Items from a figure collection

§ §

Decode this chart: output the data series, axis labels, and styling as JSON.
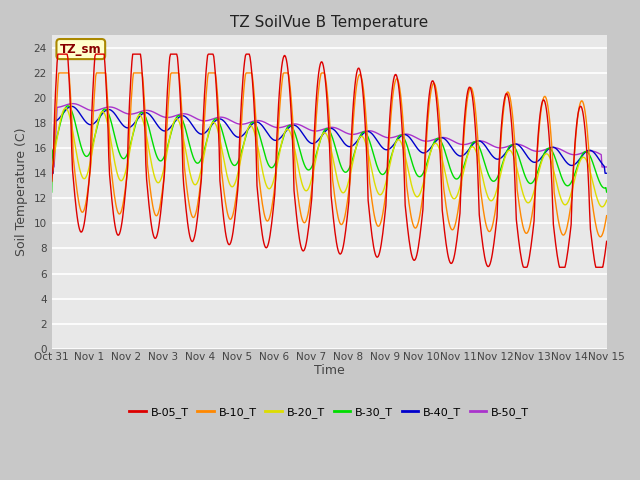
{
  "title": "TZ SoilVue B Temperature",
  "xlabel": "Time",
  "ylabel": "Soil Temperature (C)",
  "ylim": [
    0,
    25
  ],
  "yticks": [
    0,
    2,
    4,
    6,
    8,
    10,
    12,
    14,
    16,
    18,
    20,
    22,
    24
  ],
  "xtick_labels": [
    "Oct 31",
    "Nov 1",
    "Nov 2",
    "Nov 3",
    "Nov 4",
    "Nov 5",
    "Nov 6",
    "Nov 7",
    "Nov 8",
    "Nov 9",
    "Nov 10",
    "Nov 11",
    "Nov 12",
    "Nov 13",
    "Nov 14",
    "Nov 15"
  ],
  "series_colors": {
    "B-05_T": "#dd0000",
    "B-10_T": "#ff8800",
    "B-20_T": "#dddd00",
    "B-30_T": "#00dd00",
    "B-40_T": "#0000cc",
    "B-50_T": "#aa33cc"
  },
  "fig_bg": "#c8c8c8",
  "plot_bg": "#e8e8e8",
  "annotation_text": "TZ_sm",
  "annotation_fg": "#880000",
  "annotation_bg": "#ffffcc",
  "annotation_border": "#aa8800"
}
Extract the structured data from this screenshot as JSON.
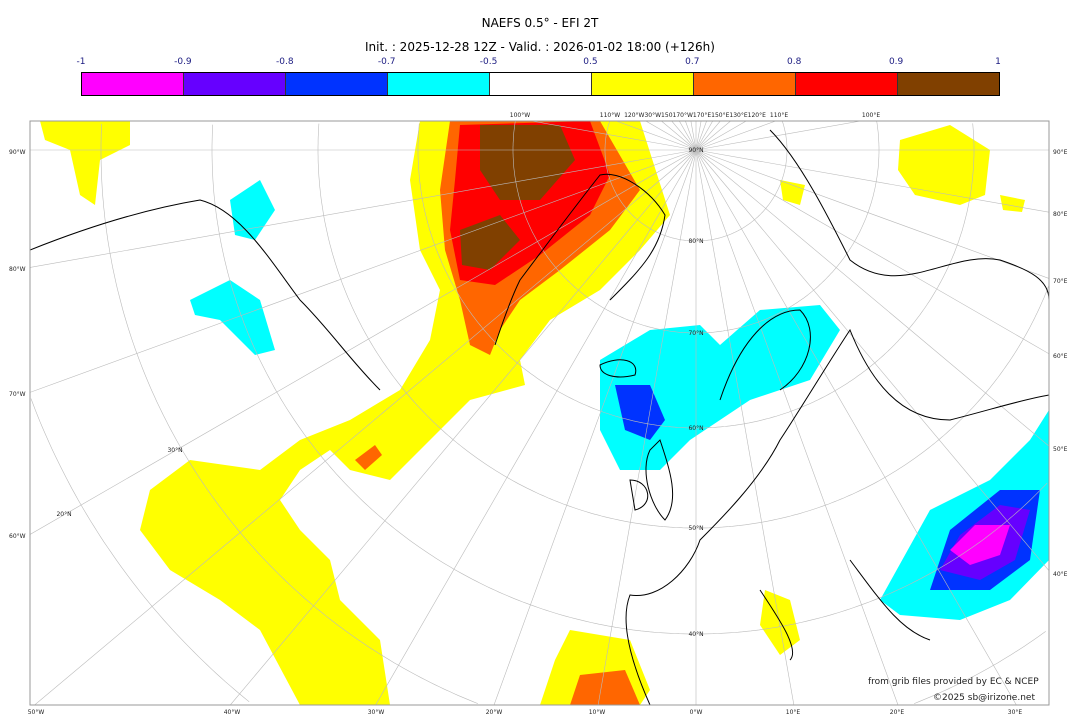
{
  "header": {
    "title": "NAEFS 0.5° - EFI 2T",
    "subtitle": "Init. : 2025-12-28 12Z - Valid. : 2026-01-02 18:00 (+126h)"
  },
  "colorbar": {
    "ticks": [
      "-1",
      "-0.9",
      "-0.8",
      "-0.7",
      "-0.5",
      "0.5",
      "0.7",
      "0.8",
      "0.9",
      "1"
    ],
    "colors": [
      "#ff00ff",
      "#6600ff",
      "#0033ff",
      "#00ffff",
      "#ffffff",
      "#ffff00",
      "#ff6600",
      "#ff0000",
      "#804000"
    ]
  },
  "map": {
    "projection": "polar stereographic",
    "bottom_labels": [
      "50°W",
      "40°W",
      "30°W",
      "20°W",
      "10°W",
      "0°W",
      "10°E",
      "20°E",
      "30°E"
    ],
    "left_labels": [
      "90°W",
      "80°W",
      "70°W",
      "60°W"
    ],
    "right_labels": [
      "90°E",
      "80°E",
      "70°E",
      "60°E",
      "50°E",
      "40°E"
    ],
    "top_labels": [
      "100°W",
      "110°W",
      "120°W30°W150170°W170°E150°E130°E120°E",
      "110°E",
      "100°E"
    ],
    "lat_labels": [
      "90°N",
      "80°N",
      "70°N",
      "60°N",
      "50°N",
      "40°N",
      "30°N",
      "20°N"
    ]
  },
  "credits": {
    "source": "from grib files provided by EC & NCEP",
    "copyright": "©2025 sb@irizone.net"
  }
}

§ §

→ **What the exercise asks**
Leave out the pictures and print every line of the data exactly.

→ **Worked solution**
Decode this chart: output the data series, axis labels, and styling as JSON.
{
  "title": "TZ SoilVue B Temperature",
  "xlabel": "Time",
  "ylabel": "Soil Temperature (C)",
  "ylim": [
    0,
    25
  ],
  "yticks": [
    0,
    2,
    4,
    6,
    8,
    10,
    12,
    14,
    16,
    18,
    20,
    22,
    24
  ],
  "xtick_labels": [
    "Oct 31",
    "Nov 1",
    "Nov 2",
    "Nov 3",
    "Nov 4",
    "Nov 5",
    "Nov 6",
    "Nov 7",
    "Nov 8",
    "Nov 9",
    "Nov 10",
    "Nov 11",
    "Nov 12",
    "Nov 13",
    "Nov 14",
    "Nov 15"
  ],
  "series_colors": {
    "B-05_T": "#dd0000",
    "B-10_T": "#ff8800",
    "B-20_T": "#dddd00",
    "B-30_T": "#00dd00",
    "B-40_T": "#0000cc",
    "B-50_T": "#aa33cc"
  },
  "fig_bg": "#c8c8c8",
  "plot_bg": "#e8e8e8",
  "annotation_text": "TZ_sm",
  "annotation_fg": "#880000",
  "annotation_bg": "#ffffcc",
  "annotation_border": "#aa8800"
}
Extract the structured data from this screenshot as JSON.
{
  "header": {
    "title": "NAEFS 0.5° - EFI 2T",
    "subtitle": "Init. : 2025-12-28 12Z - Valid. : 2026-01-02 18:00 (+126h)"
  },
  "colorbar": {
    "ticks": [
      "-1",
      "-0.9",
      "-0.8",
      "-0.7",
      "-0.5",
      "0.5",
      "0.7",
      "0.8",
      "0.9",
      "1"
    ],
    "colors": [
      "#ff00ff",
      "#6600ff",
      "#0033ff",
      "#00ffff",
      "#ffffff",
      "#ffff00",
      "#ff6600",
      "#ff0000",
      "#804000"
    ]
  },
  "map": {
    "projection": "polar stereographic",
    "bottom_labels": [
      "50°W",
      "40°W",
      "30°W",
      "20°W",
      "10°W",
      "0°W",
      "10°E",
      "20°E",
      "30°E"
    ],
    "left_labels": [
      "90°W",
      "80°W",
      "70°W",
      "60°W"
    ],
    "right_labels": [
      "90°E",
      "80°E",
      "70°E",
      "60°E",
      "50°E",
      "40°E"
    ],
    "top_labels": [
      "100°W",
      "110°W",
      "120°W30°W150170°W170°E150°E130°E120°E",
      "110°E",
      "100°E"
    ],
    "lat_labels": [
      "90°N",
      "80°N",
      "70°N",
      "60°N",
      "50°N",
      "40°N",
      "30°N",
      "20°N"
    ]
  },
  "credits": {
    "source": "from grib files provided by EC & NCEP",
    "copyright": "©2025 sb@irizone.net"
  }
}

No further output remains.